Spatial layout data
===

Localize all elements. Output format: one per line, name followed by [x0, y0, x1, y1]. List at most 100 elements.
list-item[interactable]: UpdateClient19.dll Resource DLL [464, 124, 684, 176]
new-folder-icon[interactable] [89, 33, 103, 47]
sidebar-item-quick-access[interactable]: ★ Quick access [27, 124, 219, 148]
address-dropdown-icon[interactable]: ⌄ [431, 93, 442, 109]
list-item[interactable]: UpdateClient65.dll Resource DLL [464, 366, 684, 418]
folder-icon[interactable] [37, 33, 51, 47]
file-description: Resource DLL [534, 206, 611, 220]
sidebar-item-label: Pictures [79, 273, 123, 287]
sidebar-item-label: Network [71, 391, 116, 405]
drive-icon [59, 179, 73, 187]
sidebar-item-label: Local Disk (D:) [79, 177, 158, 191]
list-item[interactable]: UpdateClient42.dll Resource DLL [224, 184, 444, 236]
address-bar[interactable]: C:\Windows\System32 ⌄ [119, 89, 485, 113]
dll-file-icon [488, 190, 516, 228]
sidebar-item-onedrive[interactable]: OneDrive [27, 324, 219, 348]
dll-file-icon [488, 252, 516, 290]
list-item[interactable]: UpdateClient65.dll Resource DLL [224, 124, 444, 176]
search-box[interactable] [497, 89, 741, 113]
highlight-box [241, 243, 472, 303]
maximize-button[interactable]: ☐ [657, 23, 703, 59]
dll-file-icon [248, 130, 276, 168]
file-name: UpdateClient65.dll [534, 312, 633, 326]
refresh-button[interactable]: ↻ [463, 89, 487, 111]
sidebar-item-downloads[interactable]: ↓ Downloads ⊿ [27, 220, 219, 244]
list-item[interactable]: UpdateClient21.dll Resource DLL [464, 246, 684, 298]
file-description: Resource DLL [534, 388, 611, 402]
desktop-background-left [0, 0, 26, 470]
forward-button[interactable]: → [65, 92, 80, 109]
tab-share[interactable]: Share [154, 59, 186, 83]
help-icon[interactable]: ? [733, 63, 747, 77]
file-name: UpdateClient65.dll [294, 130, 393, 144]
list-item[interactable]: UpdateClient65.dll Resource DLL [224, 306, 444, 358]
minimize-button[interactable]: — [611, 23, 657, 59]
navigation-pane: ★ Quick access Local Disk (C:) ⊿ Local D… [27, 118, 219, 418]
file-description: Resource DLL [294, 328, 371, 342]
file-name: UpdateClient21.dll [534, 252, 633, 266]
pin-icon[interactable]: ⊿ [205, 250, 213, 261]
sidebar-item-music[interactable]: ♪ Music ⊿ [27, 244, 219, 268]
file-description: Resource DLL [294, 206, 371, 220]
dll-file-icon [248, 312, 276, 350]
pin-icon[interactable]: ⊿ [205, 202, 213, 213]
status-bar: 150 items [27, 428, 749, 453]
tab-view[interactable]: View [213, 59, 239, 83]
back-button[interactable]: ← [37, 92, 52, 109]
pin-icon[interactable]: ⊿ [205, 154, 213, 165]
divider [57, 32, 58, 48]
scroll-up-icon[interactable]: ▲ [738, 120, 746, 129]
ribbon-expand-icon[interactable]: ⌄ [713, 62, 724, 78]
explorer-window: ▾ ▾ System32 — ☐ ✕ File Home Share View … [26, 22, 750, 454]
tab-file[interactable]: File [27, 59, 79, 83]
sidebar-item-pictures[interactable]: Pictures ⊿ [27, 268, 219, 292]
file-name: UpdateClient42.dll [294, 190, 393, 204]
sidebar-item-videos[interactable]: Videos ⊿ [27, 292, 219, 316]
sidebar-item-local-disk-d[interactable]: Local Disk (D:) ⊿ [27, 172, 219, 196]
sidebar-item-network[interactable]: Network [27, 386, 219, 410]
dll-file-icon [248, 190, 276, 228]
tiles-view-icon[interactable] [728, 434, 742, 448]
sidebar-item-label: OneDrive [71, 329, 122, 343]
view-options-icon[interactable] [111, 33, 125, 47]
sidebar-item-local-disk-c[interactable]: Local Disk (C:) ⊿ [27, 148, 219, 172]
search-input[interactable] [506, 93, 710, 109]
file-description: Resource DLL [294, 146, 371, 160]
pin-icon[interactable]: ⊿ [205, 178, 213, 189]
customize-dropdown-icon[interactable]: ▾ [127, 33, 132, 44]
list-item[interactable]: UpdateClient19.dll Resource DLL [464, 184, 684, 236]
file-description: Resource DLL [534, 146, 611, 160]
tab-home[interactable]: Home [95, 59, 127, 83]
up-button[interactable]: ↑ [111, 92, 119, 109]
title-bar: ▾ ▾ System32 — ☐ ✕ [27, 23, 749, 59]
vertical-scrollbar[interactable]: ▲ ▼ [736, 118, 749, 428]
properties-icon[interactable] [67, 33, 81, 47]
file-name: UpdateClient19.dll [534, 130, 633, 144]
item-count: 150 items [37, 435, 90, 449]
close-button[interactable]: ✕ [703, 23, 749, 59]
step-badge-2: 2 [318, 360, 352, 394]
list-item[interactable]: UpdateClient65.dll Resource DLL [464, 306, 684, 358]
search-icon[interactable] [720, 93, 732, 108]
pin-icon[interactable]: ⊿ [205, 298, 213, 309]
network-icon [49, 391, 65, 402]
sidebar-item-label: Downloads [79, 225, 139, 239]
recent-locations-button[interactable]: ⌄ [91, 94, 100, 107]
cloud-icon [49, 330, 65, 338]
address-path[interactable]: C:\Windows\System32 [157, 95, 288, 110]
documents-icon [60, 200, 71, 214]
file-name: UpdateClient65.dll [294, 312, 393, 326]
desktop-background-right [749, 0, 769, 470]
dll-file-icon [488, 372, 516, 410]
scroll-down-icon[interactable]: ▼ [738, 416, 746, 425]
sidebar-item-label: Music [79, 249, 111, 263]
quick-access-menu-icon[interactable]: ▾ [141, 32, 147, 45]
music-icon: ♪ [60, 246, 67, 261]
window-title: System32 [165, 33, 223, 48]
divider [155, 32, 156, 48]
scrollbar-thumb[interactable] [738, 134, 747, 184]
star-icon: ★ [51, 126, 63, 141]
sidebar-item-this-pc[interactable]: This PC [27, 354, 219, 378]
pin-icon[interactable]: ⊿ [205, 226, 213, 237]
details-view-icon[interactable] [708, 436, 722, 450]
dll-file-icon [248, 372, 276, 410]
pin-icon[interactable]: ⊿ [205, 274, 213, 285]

===

* **STATED GOAL**:
Rewrite the entries above, replacing every instance of "Resource DLL" with "Application Extension" and leaving everything else unchanged.

* **ANSWER FOR THE TASK**:
Localize all elements. Output format: one per line, name followed by [x0, y0, x1, y1]. List at most 100 elements.
list-item[interactable]: UpdateClient19.dll Application Extension [464, 124, 684, 176]
new-folder-icon[interactable] [89, 33, 103, 47]
sidebar-item-quick-access[interactable]: ★ Quick access [27, 124, 219, 148]
address-dropdown-icon[interactable]: ⌄ [431, 93, 442, 109]
list-item[interactable]: UpdateClient65.dll Application Extension [464, 366, 684, 418]
folder-icon[interactable] [37, 33, 51, 47]
file-description: Application Extension [534, 206, 611, 220]
sidebar-item-label: Pictures [79, 273, 123, 287]
sidebar-item-label: Network [71, 391, 116, 405]
drive-icon [59, 179, 73, 187]
sidebar-item-label: Local Disk (D:) [79, 177, 158, 191]
list-item[interactable]: UpdateClient42.dll Application Extension [224, 184, 444, 236]
address-bar[interactable]: C:\Windows\System32 ⌄ [119, 89, 485, 113]
dll-file-icon [488, 190, 516, 228]
sidebar-item-onedrive[interactable]: OneDrive [27, 324, 219, 348]
dll-file-icon [488, 252, 516, 290]
list-item[interactable]: UpdateClient65.dll Application Extension [224, 124, 444, 176]
search-box[interactable] [497, 89, 741, 113]
highlight-box [241, 243, 472, 303]
maximize-button[interactable]: ☐ [657, 23, 703, 59]
dll-file-icon [248, 130, 276, 168]
file-name: UpdateClient65.dll [534, 312, 633, 326]
refresh-button[interactable]: ↻ [463, 89, 487, 111]
sidebar-item-downloads[interactable]: ↓ Downloads ⊿ [27, 220, 219, 244]
list-item[interactable]: UpdateClient21.dll Application Extension [464, 246, 684, 298]
file-description: Application Extension [534, 388, 611, 402]
desktop-background-left [0, 0, 26, 470]
forward-button[interactable]: → [65, 92, 80, 109]
tab-share[interactable]: Share [154, 59, 186, 83]
help-icon[interactable]: ? [733, 63, 747, 77]
file-name: UpdateClient65.dll [294, 130, 393, 144]
list-item[interactable]: UpdateClient65.dll Application Extension [224, 306, 444, 358]
minimize-button[interactable]: — [611, 23, 657, 59]
navigation-pane: ★ Quick access Local Disk (C:) ⊿ Local D… [27, 118, 219, 418]
file-description: Application Extension [294, 328, 371, 342]
file-name: UpdateClient21.dll [534, 252, 633, 266]
pin-icon[interactable]: ⊿ [205, 250, 213, 261]
sidebar-item-music[interactable]: ♪ Music ⊿ [27, 244, 219, 268]
file-description: Application Extension [294, 206, 371, 220]
dll-file-icon [248, 312, 276, 350]
pin-icon[interactable]: ⊿ [205, 202, 213, 213]
status-bar: 150 items [27, 428, 749, 453]
tab-view[interactable]: View [213, 59, 239, 83]
back-button[interactable]: ← [37, 92, 52, 109]
pin-icon[interactable]: ⊿ [205, 154, 213, 165]
divider [57, 32, 58, 48]
scroll-up-icon[interactable]: ▲ [738, 120, 746, 129]
ribbon-expand-icon[interactable]: ⌄ [713, 62, 724, 78]
explorer-window: ▾ ▾ System32 — ☐ ✕ File Home Share View … [26, 22, 750, 454]
tab-file[interactable]: File [27, 59, 79, 83]
sidebar-item-pictures[interactable]: Pictures ⊿ [27, 268, 219, 292]
file-name: UpdateClient42.dll [294, 190, 393, 204]
sidebar-item-videos[interactable]: Videos ⊿ [27, 292, 219, 316]
sidebar-item-local-disk-d[interactable]: Local Disk (D:) ⊿ [27, 172, 219, 196]
sidebar-item-network[interactable]: Network [27, 386, 219, 410]
dll-file-icon [248, 190, 276, 228]
tiles-view-icon[interactable] [728, 434, 742, 448]
sidebar-item-label: OneDrive [71, 329, 122, 343]
view-options-icon[interactable] [111, 33, 125, 47]
sidebar-item-local-disk-c[interactable]: Local Disk (C:) ⊿ [27, 148, 219, 172]
search-input[interactable] [506, 93, 710, 109]
file-description: Application Extension [294, 146, 371, 160]
pin-icon[interactable]: ⊿ [205, 178, 213, 189]
customize-dropdown-icon[interactable]: ▾ [127, 33, 132, 44]
list-item[interactable]: UpdateClient19.dll Application Extension [464, 184, 684, 236]
file-description: Application Extension [534, 146, 611, 160]
tab-home[interactable]: Home [95, 59, 127, 83]
up-button[interactable]: ↑ [111, 92, 119, 109]
title-bar: ▾ ▾ System32 — ☐ ✕ [27, 23, 749, 59]
vertical-scrollbar[interactable]: ▲ ▼ [736, 118, 749, 428]
properties-icon[interactable] [67, 33, 81, 47]
file-name: UpdateClient19.dll [534, 130, 633, 144]
item-count: 150 items [37, 435, 90, 449]
close-button[interactable]: ✕ [703, 23, 749, 59]
step-badge-2: 2 [318, 360, 352, 394]
list-item[interactable]: UpdateClient65.dll Application Extension [464, 306, 684, 358]
search-icon[interactable] [720, 93, 732, 108]
pin-icon[interactable]: ⊿ [205, 298, 213, 309]
network-icon [49, 391, 65, 402]
sidebar-item-label: Downloads [79, 225, 139, 239]
recent-locations-button[interactable]: ⌄ [91, 94, 100, 107]
cloud-icon [49, 330, 65, 338]
address-path[interactable]: C:\Windows\System32 [157, 95, 288, 110]
documents-icon [60, 200, 71, 214]
file-name: UpdateClient65.dll [294, 312, 393, 326]
desktop-background-right [749, 0, 769, 470]
dll-file-icon [488, 372, 516, 410]
scroll-down-icon[interactable]: ▼ [738, 416, 746, 425]
sidebar-item-label: Music [79, 249, 111, 263]
quick-access-menu-icon[interactable]: ▾ [141, 32, 147, 45]
music-icon: ♪ [60, 246, 67, 261]
window-title: System32 [165, 33, 223, 48]
divider [155, 32, 156, 48]
scrollbar-thumb[interactable] [738, 134, 747, 184]
star-icon: ★ [51, 126, 63, 141]
sidebar-item-this-pc[interactable]: This PC [27, 354, 219, 378]
pin-icon[interactable]: ⊿ [205, 226, 213, 237]
details-view-icon[interactable] [708, 436, 722, 450]
dll-file-icon [248, 372, 276, 410]
pin-icon[interactable]: ⊿ [205, 274, 213, 285]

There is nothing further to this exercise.